* Exercise brief
Quote every line as written. Omit pictures.

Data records
----

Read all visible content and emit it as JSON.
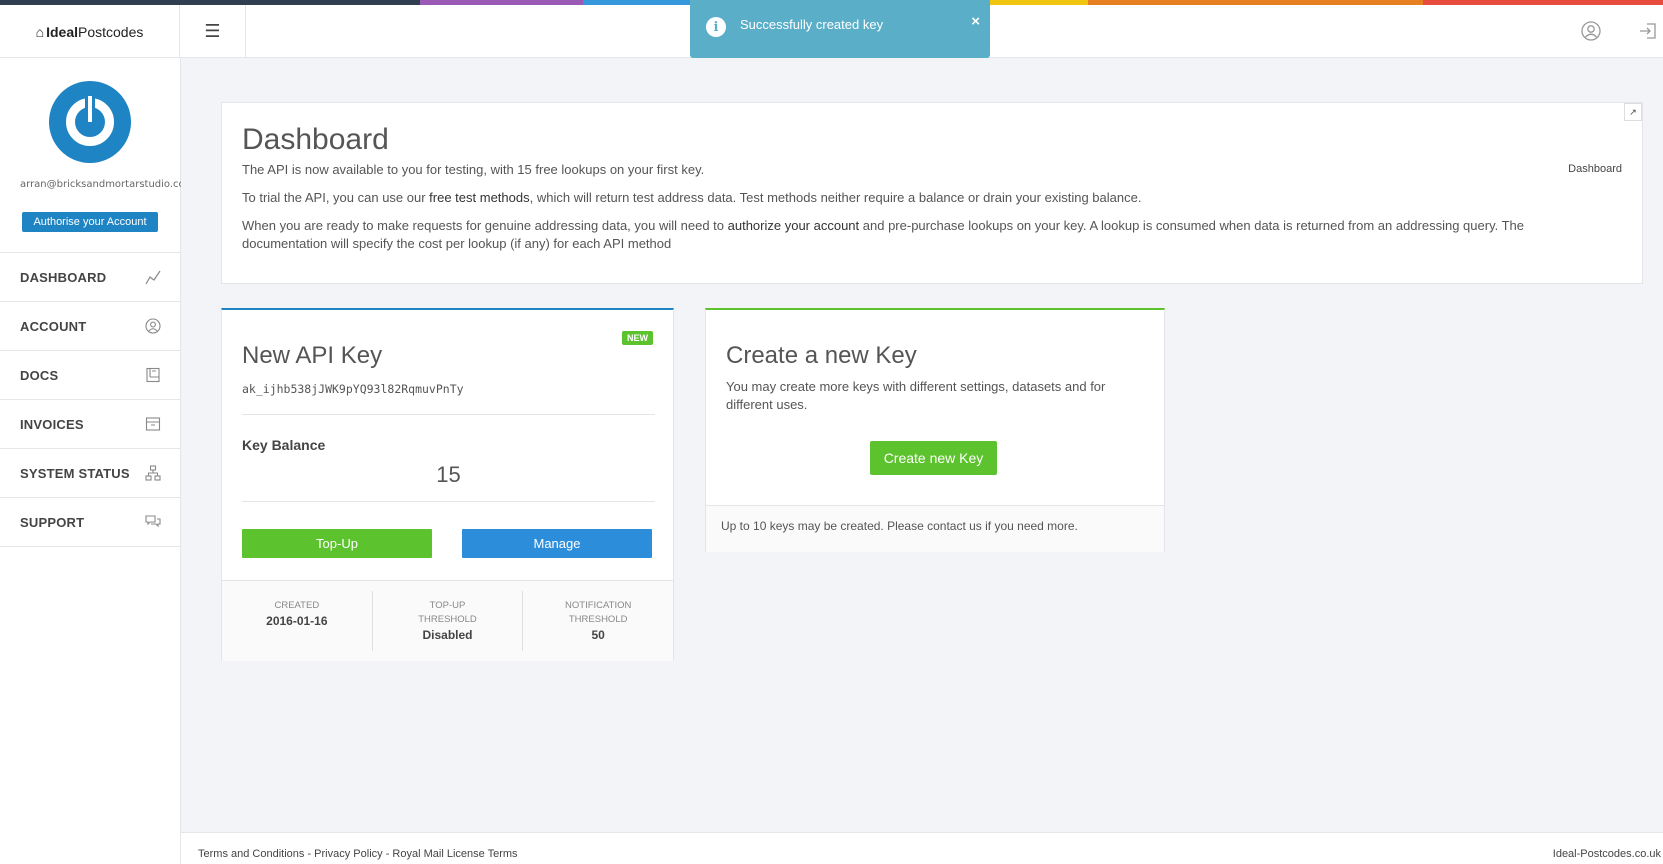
{
  "strip_colors": [
    "#2f3f4f",
    "#2f3f4f",
    "#9b59b6",
    "#3498db",
    "#41a086",
    "#f1c40f",
    "#e67e22",
    "#e74c3c"
  ],
  "header": {
    "brand_bold": "Ideal",
    "brand_rest": "Postcodes",
    "menu_icon": "hamburger-icon",
    "user_icon": "user-icon",
    "logout_icon": "logout-icon"
  },
  "toast": {
    "message": "Successfully created key",
    "icon": "info-icon",
    "close": "×"
  },
  "sidebar": {
    "email": "arran@bricksandmortarstudio.co",
    "authorise_label": "Authorise your Account",
    "items": [
      {
        "label": "DASHBOARD",
        "icon": "chart-line-icon"
      },
      {
        "label": "ACCOUNT",
        "icon": "user-circle-icon"
      },
      {
        "label": "DOCS",
        "icon": "book-icon"
      },
      {
        "label": "INVOICES",
        "icon": "archive-icon"
      },
      {
        "label": "SYSTEM STATUS",
        "icon": "sitemap-icon"
      },
      {
        "label": "SUPPORT",
        "icon": "chat-icon"
      }
    ]
  },
  "dashboard": {
    "title": "Dashboard",
    "breadcrumb": "Dashboard",
    "p1": "The API is now available to you for testing, with 15 free lookups on your first key.",
    "p2_before": "To trial the API, you can use our ",
    "p2_link": "free test methods",
    "p2_after": ", which will return test address data. Test methods neither require a balance or drain your existing balance.",
    "p3_before": "When you are ready to make requests for genuine addressing data, you will need to ",
    "p3_link": "authorize your account",
    "p3_after": " and pre-purchase lookups on your key. A lookup is consumed when data is returned from an addressing query. The documentation will specify the cost per lookup (if any) for each API method"
  },
  "key_card": {
    "title": "New API Key",
    "badge": "NEW",
    "api_key": "ak_ijhb538jJWK9pYQ93l82RqmuvPnTy",
    "balance_label": "Key Balance",
    "balance_value": "15",
    "topup_label": "Top-Up",
    "manage_label": "Manage",
    "stats": [
      {
        "label_line1": "CREATED",
        "label_line2": "",
        "value": "2016-01-16"
      },
      {
        "label_line1": "TOP-UP",
        "label_line2": "THRESHOLD",
        "value": "Disabled"
      },
      {
        "label_line1": "NOTIFICATION",
        "label_line2": "THRESHOLD",
        "value": "50"
      }
    ]
  },
  "new_key_card": {
    "title": "Create a new Key",
    "description": "You may create more keys with different settings, datasets and for different uses.",
    "button_label": "Create new Key",
    "footer_text": "Up to 10 keys may be created. Please contact us if you need more."
  },
  "footer": {
    "terms": "Terms and Conditions",
    "privacy": "Privacy Policy",
    "royal_mail": "Royal Mail License Terms",
    "separator": " - ",
    "site": "Ideal-Postcodes.co.uk"
  }
}
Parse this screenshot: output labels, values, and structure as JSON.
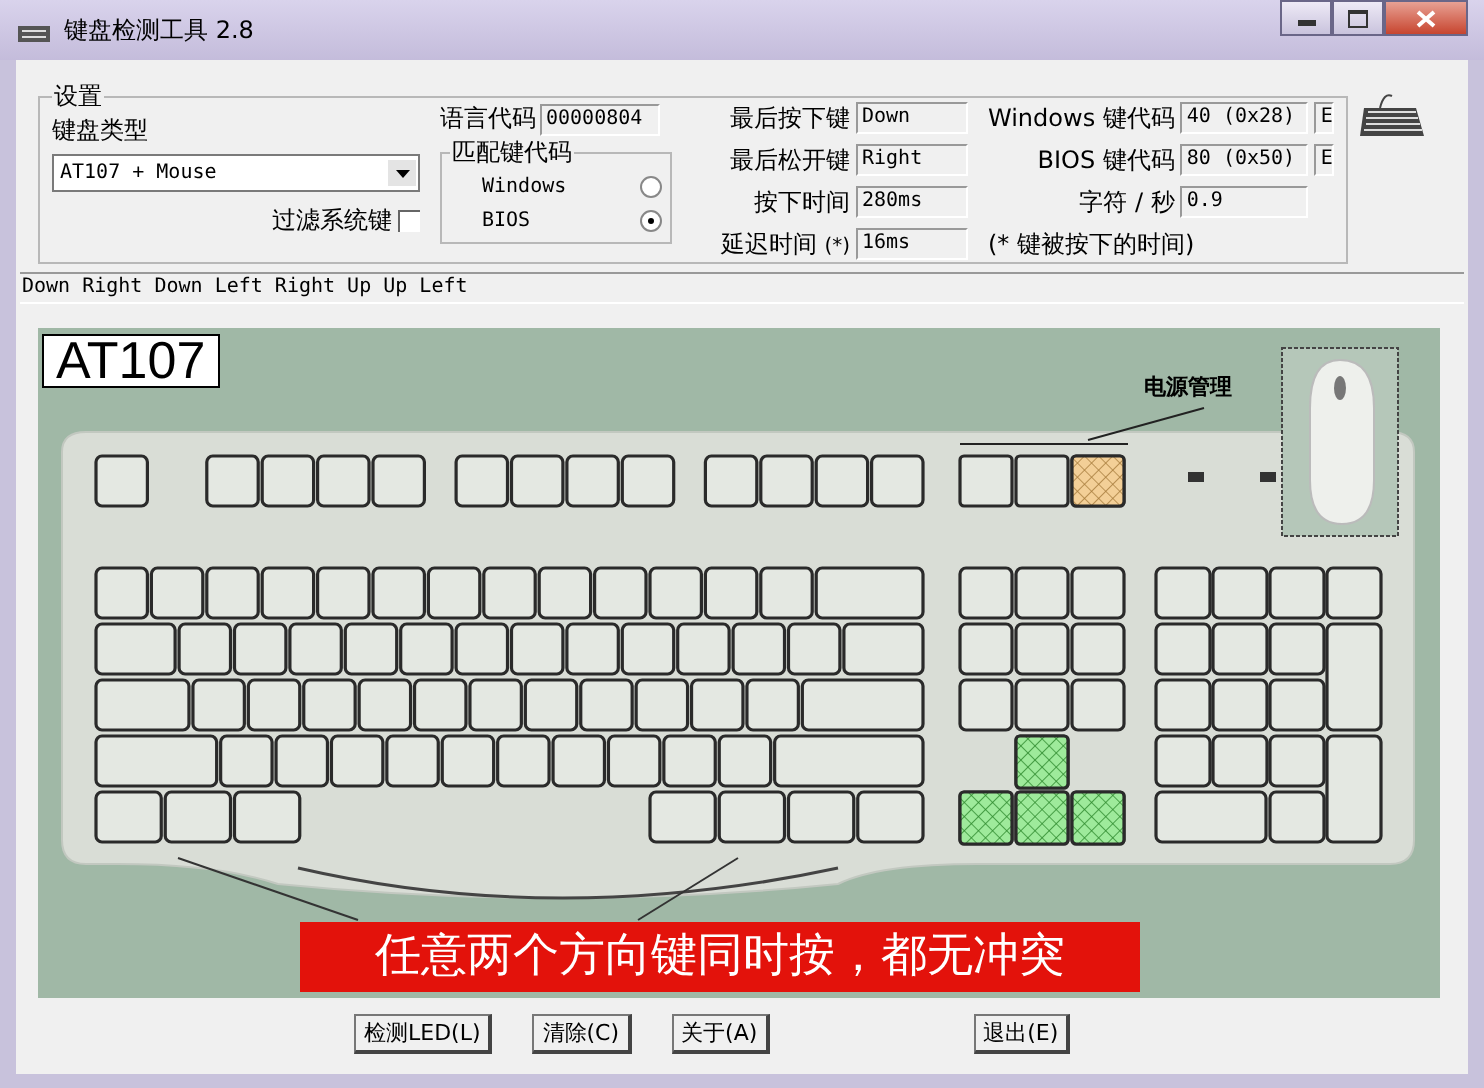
{
  "window": {
    "title": "键盘检测工具 2.8"
  },
  "settings": {
    "title": "设置",
    "keyboard_type": {
      "label": "键盘类型",
      "value": "AT107 + Mouse"
    },
    "filter_system_keys": {
      "label": "过滤系统键",
      "checked": false
    },
    "language_code": {
      "label": "语言代码",
      "value": "00000804"
    },
    "match_code": {
      "title": "匹配键代码",
      "options": [
        {
          "label": "Windows",
          "selected": false
        },
        {
          "label": "BIOS",
          "selected": true
        }
      ]
    },
    "fields": [
      {
        "label": "最后按下键",
        "value": "Down"
      },
      {
        "label": "最后松开键",
        "value": "Right"
      },
      {
        "label": "按下时间",
        "value": "280ms"
      },
      {
        "label": "延迟时间",
        "suffix": "(*)",
        "value": "16ms"
      }
    ],
    "codes": [
      {
        "label": "Windows 键代码",
        "value": "40 (0x28)",
        "flag": "E"
      },
      {
        "label": "BIOS 键代码",
        "value": "80 (0x50)",
        "flag": "E"
      },
      {
        "label": "字符 / 秒",
        "value": "0.9"
      }
    ],
    "note": "(* 键被按下的时间)"
  },
  "key_log": "Down Right Down Left Right Up Up Left",
  "keyboard": {
    "model_label": "AT107",
    "callout": "电源管理",
    "power_keys": [
      {
        "highlighted": false
      },
      {
        "highlighted": false
      },
      {
        "highlighted": true
      }
    ],
    "arrow_keys": [
      {
        "pressed": true
      },
      {
        "pressed": true
      },
      {
        "pressed": true
      },
      {
        "pressed": true
      }
    ]
  },
  "caption": "任意两个方向键同时按，都无冲突",
  "buttons": [
    "检测LED(L)",
    "清除(C)",
    "关于(A)",
    "退出(E)"
  ]
}
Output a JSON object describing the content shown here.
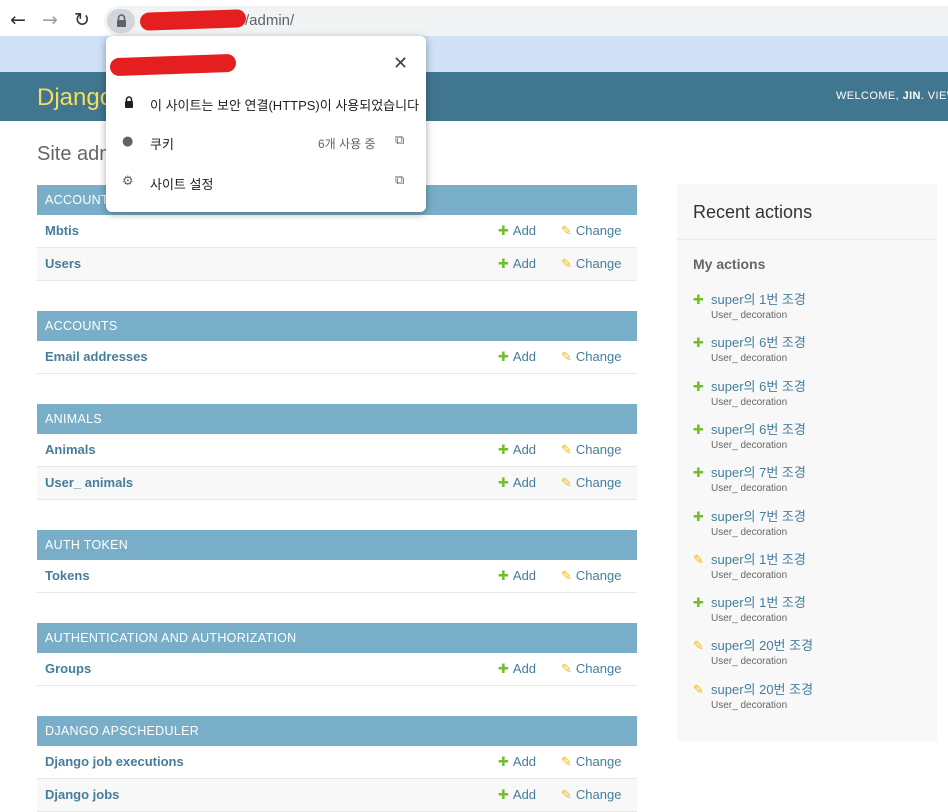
{
  "browser": {
    "url_path": "/admin/",
    "back_icon": "←",
    "forward_icon": "→",
    "reload_icon": "↻",
    "lock_icon": "🔒"
  },
  "header": {
    "branding": "Django administration",
    "welcome": "WELCOME, ",
    "username": "JIN",
    "after_user": ". VIEW"
  },
  "page": {
    "title": "Site administration"
  },
  "labels": {
    "add": "Add",
    "change": "Change",
    "plus": "✚",
    "pencil": "✎"
  },
  "modules": [
    {
      "caption": "ACCOUNTS",
      "rows": [
        "Mbtis",
        "Users"
      ]
    },
    {
      "caption": "ACCOUNTS",
      "rows": [
        "Email addresses"
      ]
    },
    {
      "caption": "ANIMALS",
      "rows": [
        "Animals",
        "User_ animals"
      ]
    },
    {
      "caption": "AUTH TOKEN",
      "rows": [
        "Tokens"
      ]
    },
    {
      "caption": "AUTHENTICATION AND AUTHORIZATION",
      "rows": [
        "Groups"
      ]
    },
    {
      "caption": "DJANGO APSCHEDULER",
      "rows": [
        "Django job executions",
        "Django jobs"
      ]
    }
  ],
  "recent": {
    "title": "Recent actions",
    "subtitle": "My actions",
    "items": [
      {
        "type": "add",
        "text": "super의 1번 조경",
        "model": "User_ decoration"
      },
      {
        "type": "add",
        "text": "super의 6번 조경",
        "model": "User_ decoration"
      },
      {
        "type": "add",
        "text": "super의 6번 조경",
        "model": "User_ decoration"
      },
      {
        "type": "add",
        "text": "super의 6번 조경",
        "model": "User_ decoration"
      },
      {
        "type": "add",
        "text": "super의 7번 조경",
        "model": "User_ decoration"
      },
      {
        "type": "add",
        "text": "super의 7번 조경",
        "model": "User_ decoration"
      },
      {
        "type": "change",
        "text": "super의 1번 조경",
        "model": "User_ decoration"
      },
      {
        "type": "add",
        "text": "super의 1번 조경",
        "model": "User_ decoration"
      },
      {
        "type": "change",
        "text": "super의 20번 조경",
        "model": "User_ decoration"
      },
      {
        "type": "change",
        "text": "super의 20번 조경",
        "model": "User_ decoration"
      }
    ]
  },
  "popup": {
    "close_icon": "✕",
    "secure_text": "이 사이트는 보안 연결(HTTPS)이 사용되었습니다",
    "cookies_label": "쿠키",
    "cookies_count": "6개 사용 중",
    "settings_label": "사이트 설정",
    "lock_icon": "🔒",
    "cookie_icon": "●",
    "gear_icon": "⚙",
    "external_icon": "⧉"
  },
  "colors": {
    "header_bg": "#417690",
    "branding": "#f5dd5d",
    "caption_bg": "#79aec8",
    "link": "#447e9b",
    "add_green": "#70bf2b",
    "change_yellow": "#efb80b"
  }
}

----

* Exercise response
Read all visible content and emit it as JSON.
{
  "strip_colors": [
    "#2f3f4f",
    "#2f3f4f",
    "#9b59b6",
    "#3498db",
    "#41a086",
    "#f1c40f",
    "#e67e22",
    "#e74c3c"
  ],
  "header": {
    "brand_bold": "Ideal",
    "brand_rest": "Postcodes",
    "menu_icon": "hamburger-icon",
    "user_icon": "user-icon",
    "logout_icon": "logout-icon"
  },
  "toast": {
    "message": "Successfully created key",
    "icon": "info-icon",
    "close": "×"
  },
  "sidebar": {
    "email": "arran@bricksandmortarstudio.co",
    "authorise_label": "Authorise your Account",
    "items": [
      {
        "label": "DASHBOARD",
        "icon": "chart-line-icon"
      },
      {
        "label": "ACCOUNT",
        "icon": "user-circle-icon"
      },
      {
        "label": "DOCS",
        "icon": "book-icon"
      },
      {
        "label": "INVOICES",
        "icon": "archive-icon"
      },
      {
        "label": "SYSTEM STATUS",
        "icon": "sitemap-icon"
      },
      {
        "label": "SUPPORT",
        "icon": "chat-icon"
      }
    ]
  },
  "dashboard": {
    "title": "Dashboard",
    "breadcrumb": "Dashboard",
    "p1": "The API is now available to you for testing, with 15 free lookups on your first key.",
    "p2_before": "To trial the API, you can use our ",
    "p2_link": "free test methods",
    "p2_after": ", which will return test address data. Test methods neither require a balance or drain your existing balance.",
    "p3_before": "When you are ready to make requests for genuine addressing data, you will need to ",
    "p3_link": "authorize your account",
    "p3_after": " and pre-purchase lookups on your key. A lookup is consumed when data is returned from an addressing query. The documentation will specify the cost per lookup (if any) for each API method"
  },
  "key_card": {
    "title": "New API Key",
    "badge": "NEW",
    "api_key": "ak_ijhb538jJWK9pYQ93l82RqmuvPnTy",
    "balance_label": "Key Balance",
    "balance_value": "15",
    "topup_label": "Top-Up",
    "manage_label": "Manage",
    "stats": [
      {
        "label_line1": "CREATED",
        "label_line2": "",
        "value": "2016-01-16"
      },
      {
        "label_line1": "TOP-UP",
        "label_line2": "THRESHOLD",
        "value": "Disabled"
      },
      {
        "label_line1": "NOTIFICATION",
        "label_line2": "THRESHOLD",
        "value": "50"
      }
    ]
  },
  "new_key_card": {
    "title": "Create a new Key",
    "description": "You may create more keys with different settings, datasets and for different uses.",
    "button_label": "Create new Key",
    "footer_text": "Up to 10 keys may be created. Please contact us if you need more."
  },
  "footer": {
    "terms": "Terms and Conditions",
    "privacy": "Privacy Policy",
    "royal_mail": "Royal Mail License Terms",
    "separator": " - ",
    "site": "Ideal-Postcodes.co.uk"
  }
}
Parse this screenshot: output labels, values, and structure as JSON.
{
  "window": {
    "title": "键盘检测工具 2.8"
  },
  "settings": {
    "title": "设置",
    "keyboard_type": {
      "label": "键盘类型",
      "value": "AT107 + Mouse"
    },
    "filter_system_keys": {
      "label": "过滤系统键",
      "checked": false
    },
    "language_code": {
      "label": "语言代码",
      "value": "00000804"
    },
    "match_code": {
      "title": "匹配键代码",
      "options": [
        {
          "label": "Windows",
          "selected": false
        },
        {
          "label": "BIOS",
          "selected": true
        }
      ]
    },
    "fields": [
      {
        "label": "最后按下键",
        "value": "Down"
      },
      {
        "label": "最后松开键",
        "value": "Right"
      },
      {
        "label": "按下时间",
        "value": "280ms"
      },
      {
        "label": "延迟时间",
        "suffix": "(*)",
        "value": "16ms"
      }
    ],
    "codes": [
      {
        "label": "Windows 键代码",
        "value": "40 (0x28)",
        "flag": "E"
      },
      {
        "label": "BIOS 键代码",
        "value": "80 (0x50)",
        "flag": "E"
      },
      {
        "label": "字符 / 秒",
        "value": "0.9"
      }
    ],
    "note": "(* 键被按下的时间)"
  },
  "key_log": "Down Right Down Left Right Up Up Left",
  "keyboard": {
    "model_label": "AT107",
    "callout": "电源管理",
    "power_keys": [
      {
        "highlighted": false
      },
      {
        "highlighted": false
      },
      {
        "highlighted": true
      }
    ],
    "arrow_keys": [
      {
        "pressed": true
      },
      {
        "pressed": true
      },
      {
        "pressed": true
      },
      {
        "pressed": true
      }
    ]
  },
  "caption": "任意两个方向键同时按，都无冲突",
  "buttons": [
    "检测LED(L)",
    "清除(C)",
    "关于(A)",
    "退出(E)"
  ]
}
Output a JSON object describing the content shown here.
{
  "browser": {
    "url_path": "/admin/",
    "back_icon": "←",
    "forward_icon": "→",
    "reload_icon": "↻",
    "lock_icon": "🔒"
  },
  "header": {
    "branding": "Django administration",
    "welcome": "WELCOME, ",
    "username": "JIN",
    "after_user": ". VIEW"
  },
  "page": {
    "title": "Site administration"
  },
  "labels": {
    "add": "Add",
    "change": "Change",
    "plus": "✚",
    "pencil": "✎"
  },
  "modules": [
    {
      "caption": "ACCOUNTS",
      "rows": [
        "Mbtis",
        "Users"
      ]
    },
    {
      "caption": "ACCOUNTS",
      "rows": [
        "Email addresses"
      ]
    },
    {
      "caption": "ANIMALS",
      "rows": [
        "Animals",
        "User_ animals"
      ]
    },
    {
      "caption": "AUTH TOKEN",
      "rows": [
        "Tokens"
      ]
    },
    {
      "caption": "AUTHENTICATION AND AUTHORIZATION",
      "rows": [
        "Groups"
      ]
    },
    {
      "caption": "DJANGO APSCHEDULER",
      "rows": [
        "Django job executions",
        "Django jobs"
      ]
    }
  ],
  "recent": {
    "title": "Recent actions",
    "subtitle": "My actions",
    "items": [
      {
        "type": "add",
        "text": "super의 1번 조경",
        "model": "User_ decoration"
      },
      {
        "type": "add",
        "text": "super의 6번 조경",
        "model": "User_ decoration"
      },
      {
        "type": "add",
        "text": "super의 6번 조경",
        "model": "User_ decoration"
      },
      {
        "type": "add",
        "text": "super의 6번 조경",
        "model": "User_ decoration"
      },
      {
        "type": "add",
        "text": "super의 7번 조경",
        "model": "User_ decoration"
      },
      {
        "type": "add",
        "text": "super의 7번 조경",
        "model": "User_ decoration"
      },
      {
        "type": "change",
        "text": "super의 1번 조경",
        "model": "User_ decoration"
      },
      {
        "type": "add",
        "text": "super의 1번 조경",
        "model": "User_ decoration"
      },
      {
        "type": "change",
        "text": "super의 20번 조경",
        "model": "User_ decoration"
      },
      {
        "type": "change",
        "text": "super의 20번 조경",
        "model": "User_ decoration"
      }
    ]
  },
  "popup": {
    "close_icon": "✕",
    "secure_text": "이 사이트는 보안 연결(HTTPS)이 사용되었습니다",
    "cookies_label": "쿠키",
    "cookies_count": "6개 사용 중",
    "settings_label": "사이트 설정",
    "lock_icon": "🔒",
    "cookie_icon": "●",
    "gear_icon": "⚙",
    "external_icon": "⧉"
  },
  "colors": {
    "header_bg": "#417690",
    "branding": "#f5dd5d",
    "caption_bg": "#79aec8",
    "link": "#447e9b",
    "add_green": "#70bf2b",
    "change_yellow": "#efb80b"
  }
}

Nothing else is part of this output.